Write out the records beneath this line exactly as they appear, minus any images.

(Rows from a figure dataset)
==========

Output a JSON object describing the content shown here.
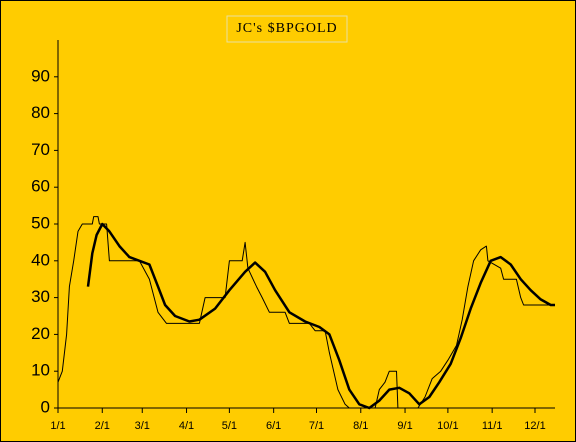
{
  "chart_data": {
    "type": "line",
    "title": "JC's $BPGOLD",
    "xlim": [
      0,
      348
    ],
    "xticks": [
      {
        "value": 0,
        "label": "1/1"
      },
      {
        "value": 31,
        "label": "2/1"
      },
      {
        "value": 59,
        "label": "3/1"
      },
      {
        "value": 90,
        "label": "4/1"
      },
      {
        "value": 120,
        "label": "5/1"
      },
      {
        "value": 151,
        "label": "6/1"
      },
      {
        "value": 181,
        "label": "7/1"
      },
      {
        "value": 212,
        "label": "8/1"
      },
      {
        "value": 243,
        "label": "9/1"
      },
      {
        "value": 273,
        "label": "10/1"
      },
      {
        "value": 304,
        "label": "11/1"
      },
      {
        "value": 334,
        "label": "12/1"
      }
    ],
    "ylim": [
      0,
      100
    ],
    "yticks": [
      0,
      10,
      20,
      30,
      40,
      50,
      60,
      70,
      80,
      90
    ],
    "grid": false,
    "series": [
      {
        "color": "#000000",
        "width": 1,
        "x": [
          0,
          3,
          6,
          8,
          11,
          14,
          17,
          24,
          25,
          28,
          29,
          34,
          36,
          57,
          64,
          70,
          76,
          99,
          103,
          117,
          120,
          129,
          131,
          133,
          139,
          143,
          148,
          159,
          162,
          176,
          180,
          187,
          190,
          196,
          201,
          204,
          222,
          225,
          229,
          232,
          237,
          238,
          252,
          257,
          262,
          268,
          273,
          279,
          283,
          287,
          291,
          296,
          300,
          301,
          310,
          312,
          321,
          324,
          326,
          348
        ],
        "values": [
          7,
          10,
          20,
          33,
          40,
          48,
          50,
          50,
          52,
          52,
          50,
          50,
          40,
          40,
          35,
          26,
          23,
          23,
          30,
          30,
          40,
          40,
          45,
          38,
          33,
          30,
          26,
          26,
          23,
          23,
          21,
          21,
          15,
          5,
          1,
          0,
          0,
          5,
          7,
          10,
          10,
          0,
          0,
          3,
          8,
          10,
          13,
          17,
          24,
          33,
          40,
          43,
          44,
          40,
          38,
          35,
          35,
          30,
          28,
          28
        ]
      },
      {
        "color": "#000000",
        "width": 2.5,
        "x": [
          21,
          24,
          27,
          31,
          36,
          43,
          50,
          57,
          64,
          70,
          75,
          82,
          92,
          99,
          110,
          120,
          131,
          138,
          145,
          152,
          162,
          173,
          183,
          190,
          197,
          204,
          211,
          218,
          225,
          232,
          239,
          246,
          253,
          260,
          267,
          275,
          282,
          289,
          296,
          303,
          310,
          317,
          324,
          331,
          338,
          345,
          348
        ],
        "values": [
          33,
          42,
          47,
          50,
          48,
          44,
          41,
          40,
          39,
          33,
          28,
          25,
          23.5,
          24,
          27,
          32,
          37,
          39.5,
          37,
          32,
          26,
          23.5,
          22,
          20,
          13,
          5,
          1,
          0,
          2,
          5,
          5.5,
          4,
          1,
          3,
          7,
          12,
          19,
          27,
          34,
          40,
          41,
          39,
          35,
          32,
          29.5,
          28,
          28
        ]
      }
    ]
  }
}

==========

## Final result
Output a JSON object describing the content shown here.
{
  "chart_data": {
    "type": "line",
    "title": "JC's $BPGOLD",
    "xlim": [
      0,
      348
    ],
    "xticks": [
      {
        "value": 0,
        "label": "1/1"
      },
      {
        "value": 31,
        "label": "2/1"
      },
      {
        "value": 59,
        "label": "3/1"
      },
      {
        "value": 90,
        "label": "4/1"
      },
      {
        "value": 120,
        "label": "5/1"
      },
      {
        "value": 151,
        "label": "6/1"
      },
      {
        "value": 181,
        "label": "7/1"
      },
      {
        "value": 212,
        "label": "8/1"
      },
      {
        "value": 243,
        "label": "9/1"
      },
      {
        "value": 273,
        "label": "10/1"
      },
      {
        "value": 304,
        "label": "11/1"
      },
      {
        "value": 334,
        "label": "12/1"
      }
    ],
    "ylim": [
      0,
      100
    ],
    "yticks": [
      0,
      10,
      20,
      30,
      40,
      50,
      60,
      70,
      80,
      90
    ],
    "grid": false,
    "series": [
      {
        "color": "#000000",
        "width": 1,
        "x": [
          0,
          3,
          6,
          8,
          11,
          14,
          17,
          24,
          25,
          28,
          29,
          34,
          36,
          57,
          64,
          70,
          76,
          99,
          103,
          117,
          120,
          129,
          131,
          133,
          139,
          143,
          148,
          159,
          162,
          176,
          180,
          187,
          190,
          196,
          201,
          204,
          222,
          225,
          229,
          232,
          237,
          238,
          252,
          257,
          262,
          268,
          273,
          279,
          283,
          287,
          291,
          296,
          300,
          301,
          310,
          312,
          321,
          324,
          326,
          348
        ],
        "values": [
          7,
          10,
          20,
          33,
          40,
          48,
          50,
          50,
          52,
          52,
          50,
          50,
          40,
          40,
          35,
          26,
          23,
          23,
          30,
          30,
          40,
          40,
          45,
          38,
          33,
          30,
          26,
          26,
          23,
          23,
          21,
          21,
          15,
          5,
          1,
          0,
          0,
          5,
          7,
          10,
          10,
          0,
          0,
          3,
          8,
          10,
          13,
          17,
          24,
          33,
          40,
          43,
          44,
          40,
          38,
          35,
          35,
          30,
          28,
          28
        ]
      },
      {
        "color": "#000000",
        "width": 2.5,
        "x": [
          21,
          24,
          27,
          31,
          36,
          43,
          50,
          57,
          64,
          70,
          75,
          82,
          92,
          99,
          110,
          120,
          131,
          138,
          145,
          152,
          162,
          173,
          183,
          190,
          197,
          204,
          211,
          218,
          225,
          232,
          239,
          246,
          253,
          260,
          267,
          275,
          282,
          289,
          296,
          303,
          310,
          317,
          324,
          331,
          338,
          345,
          348
        ],
        "values": [
          33,
          42,
          47,
          50,
          48,
          44,
          41,
          40,
          39,
          33,
          28,
          25,
          23.5,
          24,
          27,
          32,
          37,
          39.5,
          37,
          32,
          26,
          23.5,
          22,
          20,
          13,
          5,
          1,
          0,
          2,
          5,
          5.5,
          4,
          1,
          3,
          7,
          12,
          19,
          27,
          34,
          40,
          41,
          39,
          35,
          32,
          29.5,
          28,
          28
        ]
      }
    ]
  }
}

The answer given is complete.